=== Directions ===
Copy all the data exactly, except the pictures.

Stored data entries
#####
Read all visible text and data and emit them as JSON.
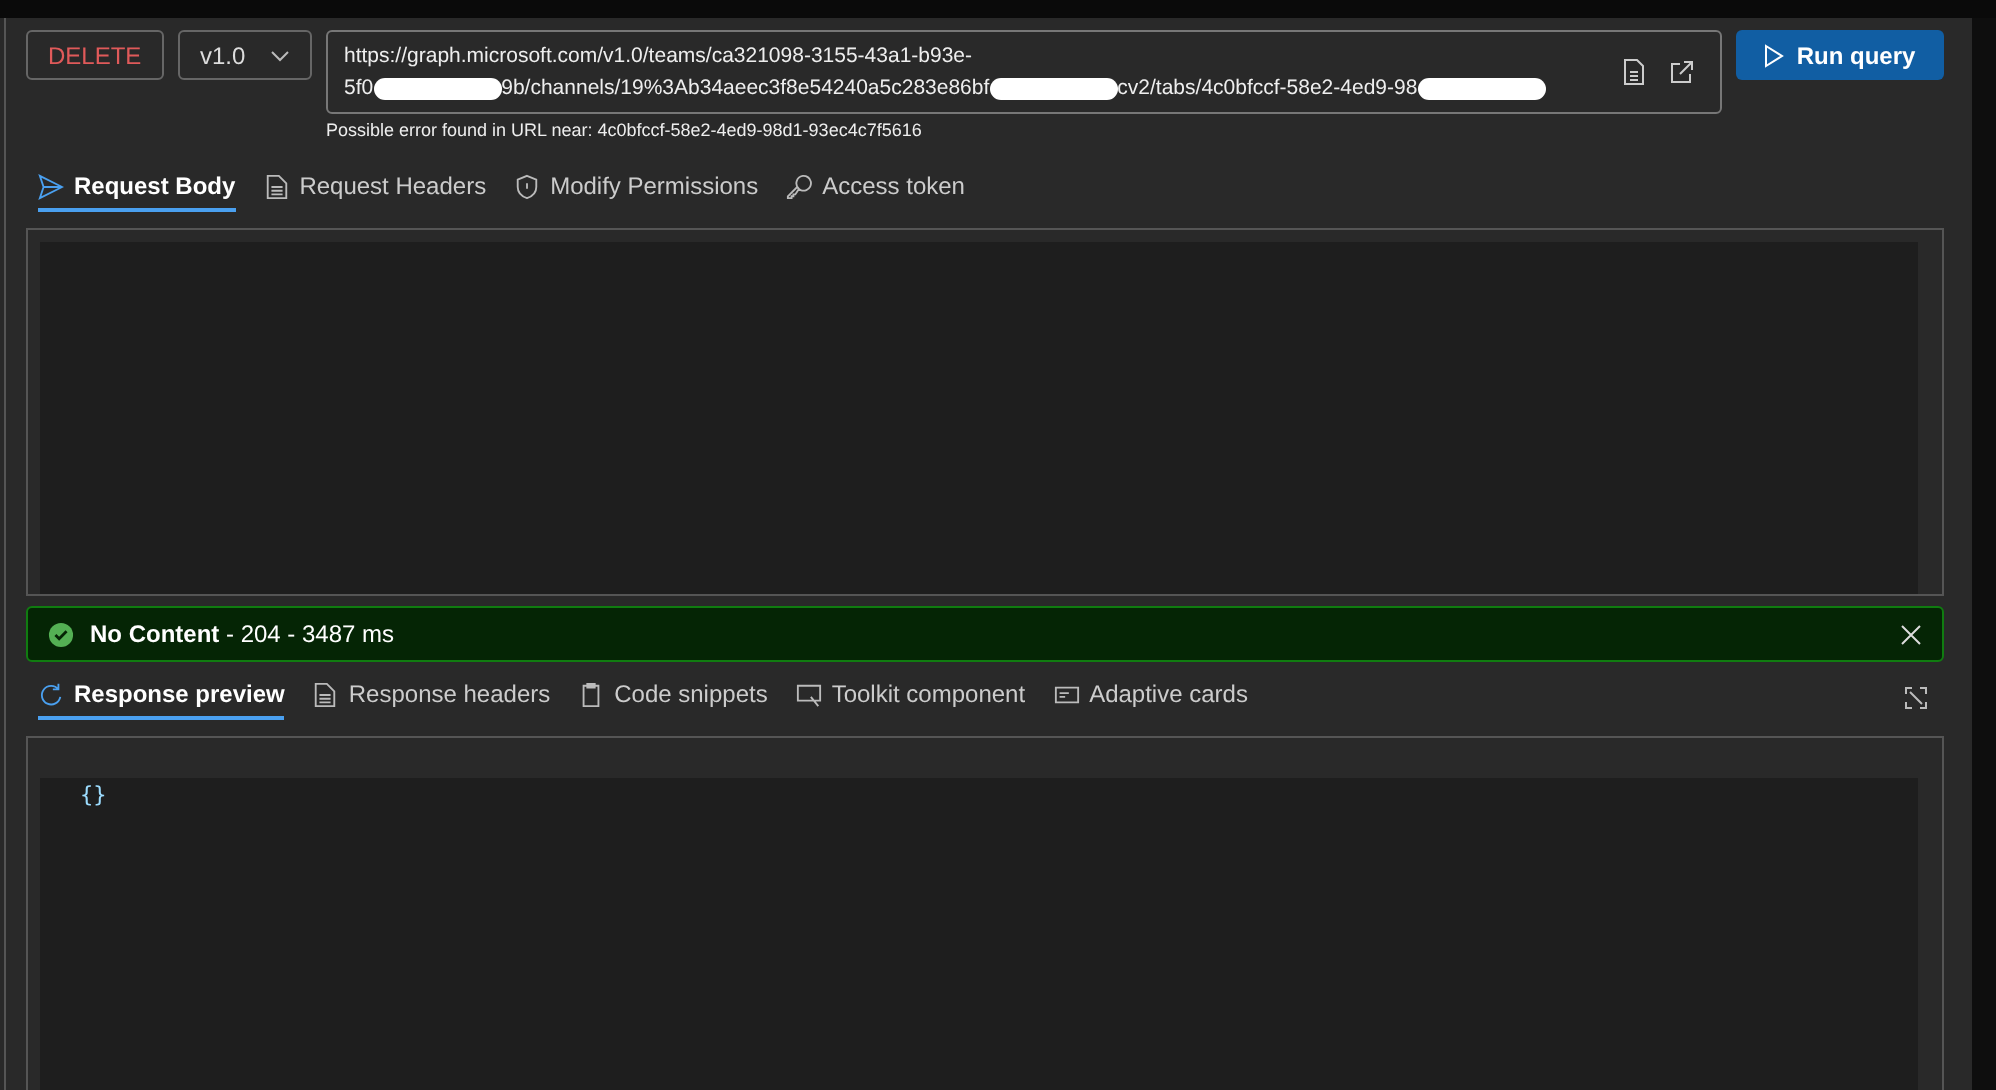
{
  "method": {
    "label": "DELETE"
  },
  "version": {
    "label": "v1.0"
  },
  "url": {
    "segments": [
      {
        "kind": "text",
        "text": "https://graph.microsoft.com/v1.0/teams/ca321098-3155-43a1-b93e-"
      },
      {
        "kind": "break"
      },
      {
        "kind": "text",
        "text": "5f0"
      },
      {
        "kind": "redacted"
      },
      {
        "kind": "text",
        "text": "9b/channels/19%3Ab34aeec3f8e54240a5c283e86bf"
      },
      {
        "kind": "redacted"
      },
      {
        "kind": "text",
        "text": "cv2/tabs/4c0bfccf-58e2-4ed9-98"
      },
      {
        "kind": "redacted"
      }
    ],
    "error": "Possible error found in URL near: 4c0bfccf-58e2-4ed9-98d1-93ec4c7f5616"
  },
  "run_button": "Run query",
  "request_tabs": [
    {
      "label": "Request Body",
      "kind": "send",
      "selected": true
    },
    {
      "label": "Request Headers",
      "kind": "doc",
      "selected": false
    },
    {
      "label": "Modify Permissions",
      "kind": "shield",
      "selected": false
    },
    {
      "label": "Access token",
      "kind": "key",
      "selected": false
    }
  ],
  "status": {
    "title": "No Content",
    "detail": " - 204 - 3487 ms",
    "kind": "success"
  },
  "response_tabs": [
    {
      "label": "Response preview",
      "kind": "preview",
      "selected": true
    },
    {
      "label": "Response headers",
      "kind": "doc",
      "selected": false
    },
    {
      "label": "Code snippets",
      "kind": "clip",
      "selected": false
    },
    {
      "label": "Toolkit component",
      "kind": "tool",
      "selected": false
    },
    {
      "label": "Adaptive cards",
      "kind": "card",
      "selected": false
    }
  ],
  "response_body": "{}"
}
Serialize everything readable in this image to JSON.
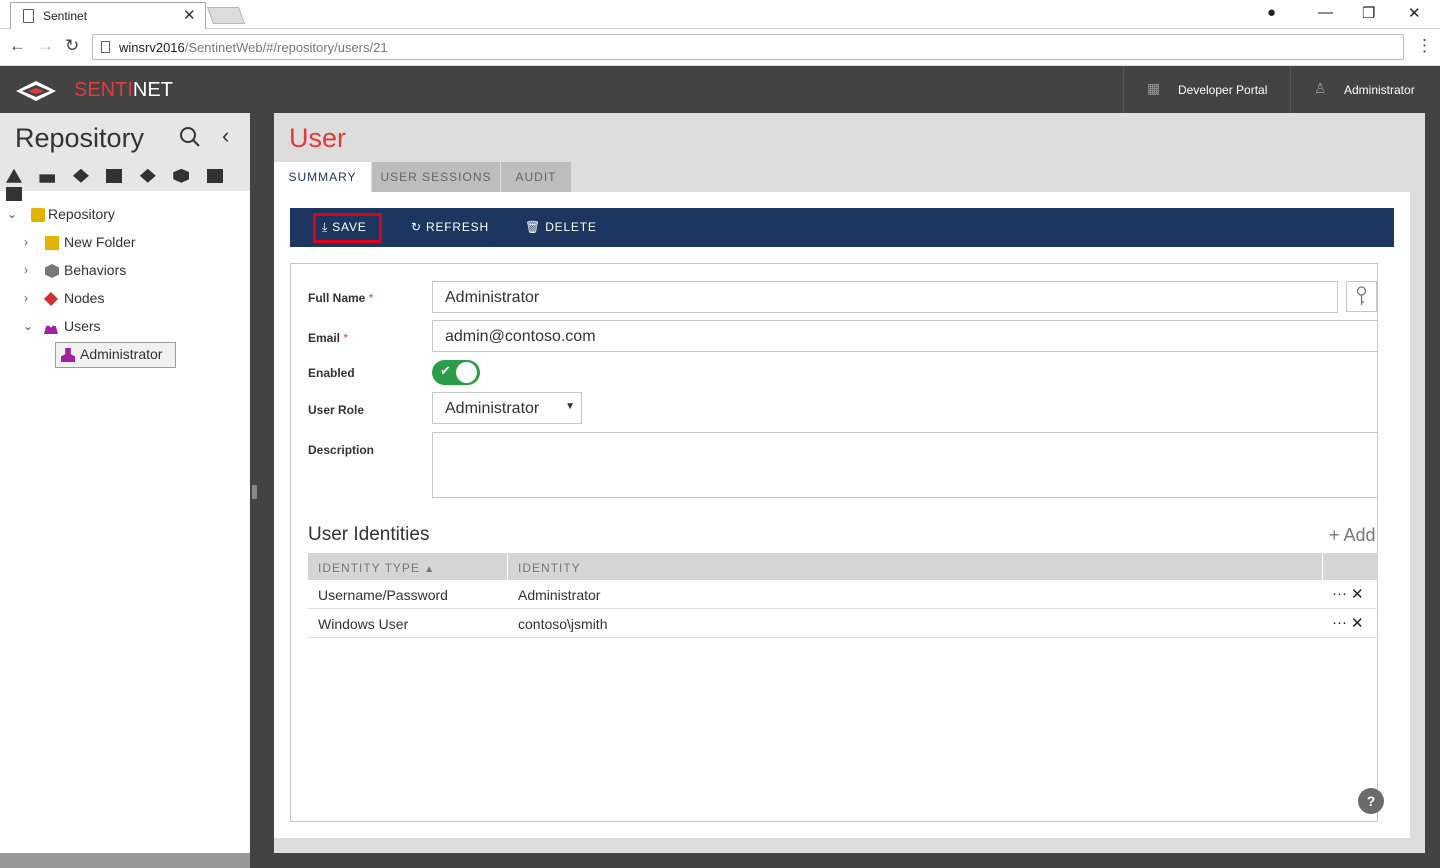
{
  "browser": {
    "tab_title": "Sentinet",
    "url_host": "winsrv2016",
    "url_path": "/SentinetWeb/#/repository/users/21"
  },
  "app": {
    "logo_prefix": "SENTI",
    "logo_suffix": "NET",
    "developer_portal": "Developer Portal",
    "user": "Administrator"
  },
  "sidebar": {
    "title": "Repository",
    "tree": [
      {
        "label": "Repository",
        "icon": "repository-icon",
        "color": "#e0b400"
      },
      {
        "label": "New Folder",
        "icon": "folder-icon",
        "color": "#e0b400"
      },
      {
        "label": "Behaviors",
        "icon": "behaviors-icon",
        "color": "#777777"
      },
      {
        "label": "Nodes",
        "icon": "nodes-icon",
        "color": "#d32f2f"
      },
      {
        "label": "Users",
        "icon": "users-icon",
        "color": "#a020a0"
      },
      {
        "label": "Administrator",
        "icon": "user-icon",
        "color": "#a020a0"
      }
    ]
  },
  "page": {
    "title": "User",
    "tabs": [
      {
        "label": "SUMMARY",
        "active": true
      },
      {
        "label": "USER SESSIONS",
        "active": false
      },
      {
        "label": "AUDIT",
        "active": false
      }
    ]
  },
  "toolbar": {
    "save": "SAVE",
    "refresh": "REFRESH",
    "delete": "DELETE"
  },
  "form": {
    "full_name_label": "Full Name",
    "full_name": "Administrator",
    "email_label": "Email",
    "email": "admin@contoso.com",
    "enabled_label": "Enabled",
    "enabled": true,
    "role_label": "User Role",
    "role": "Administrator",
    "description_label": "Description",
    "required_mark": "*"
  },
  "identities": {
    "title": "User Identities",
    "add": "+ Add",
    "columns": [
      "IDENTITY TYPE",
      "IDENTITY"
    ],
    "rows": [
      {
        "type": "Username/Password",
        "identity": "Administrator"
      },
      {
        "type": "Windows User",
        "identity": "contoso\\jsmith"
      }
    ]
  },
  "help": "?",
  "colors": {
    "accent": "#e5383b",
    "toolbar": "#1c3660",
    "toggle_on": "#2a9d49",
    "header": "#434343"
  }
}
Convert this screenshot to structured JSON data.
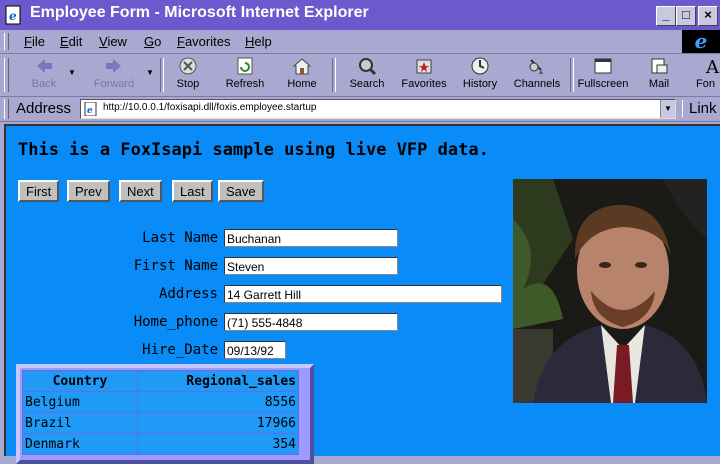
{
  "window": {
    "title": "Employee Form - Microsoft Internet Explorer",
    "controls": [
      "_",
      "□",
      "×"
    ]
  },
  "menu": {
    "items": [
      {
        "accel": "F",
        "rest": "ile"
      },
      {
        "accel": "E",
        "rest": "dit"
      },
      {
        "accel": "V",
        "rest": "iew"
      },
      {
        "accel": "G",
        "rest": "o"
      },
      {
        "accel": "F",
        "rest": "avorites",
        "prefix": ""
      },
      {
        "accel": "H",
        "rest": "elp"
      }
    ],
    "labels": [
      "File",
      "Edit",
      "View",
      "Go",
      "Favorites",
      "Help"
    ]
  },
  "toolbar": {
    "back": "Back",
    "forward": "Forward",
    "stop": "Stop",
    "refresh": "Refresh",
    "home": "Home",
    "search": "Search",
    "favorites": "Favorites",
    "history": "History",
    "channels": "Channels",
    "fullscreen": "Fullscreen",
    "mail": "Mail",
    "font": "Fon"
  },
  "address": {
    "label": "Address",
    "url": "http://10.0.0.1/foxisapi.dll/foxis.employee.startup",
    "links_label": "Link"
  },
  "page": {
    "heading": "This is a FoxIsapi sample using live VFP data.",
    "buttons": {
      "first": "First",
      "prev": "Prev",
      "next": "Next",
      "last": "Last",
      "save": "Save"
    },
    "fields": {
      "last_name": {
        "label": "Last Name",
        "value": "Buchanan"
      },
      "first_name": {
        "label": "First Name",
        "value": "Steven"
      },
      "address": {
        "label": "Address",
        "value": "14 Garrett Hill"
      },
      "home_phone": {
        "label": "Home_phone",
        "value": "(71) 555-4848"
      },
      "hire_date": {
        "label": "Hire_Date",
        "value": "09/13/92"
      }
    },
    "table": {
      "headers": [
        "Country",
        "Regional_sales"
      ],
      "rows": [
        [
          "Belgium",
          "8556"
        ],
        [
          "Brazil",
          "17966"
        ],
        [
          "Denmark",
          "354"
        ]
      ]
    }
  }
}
#####
=== Output for this exercise ===
Read all visible text and data and emit them as JSON.
{
  "method": {
    "label": "DELETE"
  },
  "version": {
    "label": "v1.0"
  },
  "url": {
    "segments": [
      {
        "kind": "text",
        "text": "https://graph.microsoft.com/v1.0/teams/ca321098-3155-43a1-b93e-"
      },
      {
        "kind": "break"
      },
      {
        "kind": "text",
        "text": "5f0"
      },
      {
        "kind": "redacted"
      },
      {
        "kind": "text",
        "text": "9b/channels/19%3Ab34aeec3f8e54240a5c283e86bf"
      },
      {
        "kind": "redacted"
      },
      {
        "kind": "text",
        "text": "cv2/tabs/4c0bfccf-58e2-4ed9-98"
      },
      {
        "kind": "redacted"
      }
    ],
    "error": "Possible error found in URL near: 4c0bfccf-58e2-4ed9-98d1-93ec4c7f5616"
  },
  "run_button": "Run query",
  "request_tabs": [
    {
      "label": "Request Body",
      "kind": "send",
      "selected": true
    },
    {
      "label": "Request Headers",
      "kind": "doc",
      "selected": false
    },
    {
      "label": "Modify Permissions",
      "kind": "shield",
      "selected": false
    },
    {
      "label": "Access token",
      "kind": "key",
      "selected": false
    }
  ],
  "status": {
    "title": "No Content",
    "detail": " - 204 - 3487 ms",
    "kind": "success"
  },
  "response_tabs": [
    {
      "label": "Response preview",
      "kind": "preview",
      "selected": true
    },
    {
      "label": "Response headers",
      "kind": "doc",
      "selected": false
    },
    {
      "label": "Code snippets",
      "kind": "clip",
      "selected": false
    },
    {
      "label": "Toolkit component",
      "kind": "tool",
      "selected": false
    },
    {
      "label": "Adaptive cards",
      "kind": "card",
      "selected": false
    }
  ],
  "response_body": "{}"
}
Serialize everything readable in this image to JSON.
{
  "browser": {
    "tab_title": "Sentinet",
    "url_host": "winsrv2016",
    "url_path": "/SentinetWeb/#/repository/users/21"
  },
  "app": {
    "logo_prefix": "SENTI",
    "logo_suffix": "NET",
    "developer_portal": "Developer Portal",
    "user": "Administrator"
  },
  "sidebar": {
    "title": "Repository",
    "tree": [
      {
        "label": "Repository",
        "icon": "repository-icon",
        "color": "#e0b400"
      },
      {
        "label": "New Folder",
        "icon": "folder-icon",
        "color": "#e0b400"
      },
      {
        "label": "Behaviors",
        "icon": "behaviors-icon",
        "color": "#777777"
      },
      {
        "label": "Nodes",
        "icon": "nodes-icon",
        "color": "#d32f2f"
      },
      {
        "label": "Users",
        "icon": "users-icon",
        "color": "#a020a0"
      },
      {
        "label": "Administrator",
        "icon": "user-icon",
        "color": "#a020a0"
      }
    ]
  },
  "page": {
    "title": "User",
    "tabs": [
      {
        "label": "SUMMARY",
        "active": true
      },
      {
        "label": "USER SESSIONS",
        "active": false
      },
      {
        "label": "AUDIT",
        "active": false
      }
    ]
  },
  "toolbar": {
    "save": "SAVE",
    "refresh": "REFRESH",
    "delete": "DELETE"
  },
  "form": {
    "full_name_label": "Full Name",
    "full_name": "Administrator",
    "email_label": "Email",
    "email": "admin@contoso.com",
    "enabled_label": "Enabled",
    "enabled": true,
    "role_label": "User Role",
    "role": "Administrator",
    "description_label": "Description",
    "required_mark": "*"
  },
  "identities": {
    "title": "User Identities",
    "add": "+ Add",
    "columns": [
      "IDENTITY TYPE",
      "IDENTITY"
    ],
    "rows": [
      {
        "type": "Username/Password",
        "identity": "Administrator"
      },
      {
        "type": "Windows User",
        "identity": "contoso\\jsmith"
      }
    ]
  },
  "help": "?",
  "colors": {
    "accent": "#e5383b",
    "toolbar": "#1c3660",
    "toggle_on": "#2a9d49",
    "header": "#434343"
  }
}
Convert this screenshot to structured JSON data.
{
  "window": {
    "title": "Employee Form - Microsoft Internet Explorer",
    "controls": [
      "_",
      "□",
      "×"
    ]
  },
  "menu": {
    "items": [
      {
        "accel": "F",
        "rest": "ile"
      },
      {
        "accel": "E",
        "rest": "dit"
      },
      {
        "accel": "V",
        "rest": "iew"
      },
      {
        "accel": "G",
        "rest": "o"
      },
      {
        "accel": "F",
        "rest": "avorites",
        "prefix": ""
      },
      {
        "accel": "H",
        "rest": "elp"
      }
    ],
    "labels": [
      "File",
      "Edit",
      "View",
      "Go",
      "Favorites",
      "Help"
    ]
  },
  "toolbar": {
    "back": "Back",
    "forward": "Forward",
    "stop": "Stop",
    "refresh": "Refresh",
    "home": "Home",
    "search": "Search",
    "favorites": "Favorites",
    "history": "History",
    "channels": "Channels",
    "fullscreen": "Fullscreen",
    "mail": "Mail",
    "font": "Fon"
  },
  "address": {
    "label": "Address",
    "url": "http://10.0.0.1/foxisapi.dll/foxis.employee.startup",
    "links_label": "Link"
  },
  "page": {
    "heading": "This is a FoxIsapi sample using live VFP data.",
    "buttons": {
      "first": "First",
      "prev": "Prev",
      "next": "Next",
      "last": "Last",
      "save": "Save"
    },
    "fields": {
      "last_name": {
        "label": "Last Name",
        "value": "Buchanan"
      },
      "first_name": {
        "label": "First Name",
        "value": "Steven"
      },
      "address": {
        "label": "Address",
        "value": "14 Garrett Hill"
      },
      "home_phone": {
        "label": "Home_phone",
        "value": "(71) 555-4848"
      },
      "hire_date": {
        "label": "Hire_Date",
        "value": "09/13/92"
      }
    },
    "table": {
      "headers": [
        "Country",
        "Regional_sales"
      ],
      "rows": [
        [
          "Belgium",
          "8556"
        ],
        [
          "Brazil",
          "17966"
        ],
        [
          "Denmark",
          "354"
        ]
      ]
    }
  }
}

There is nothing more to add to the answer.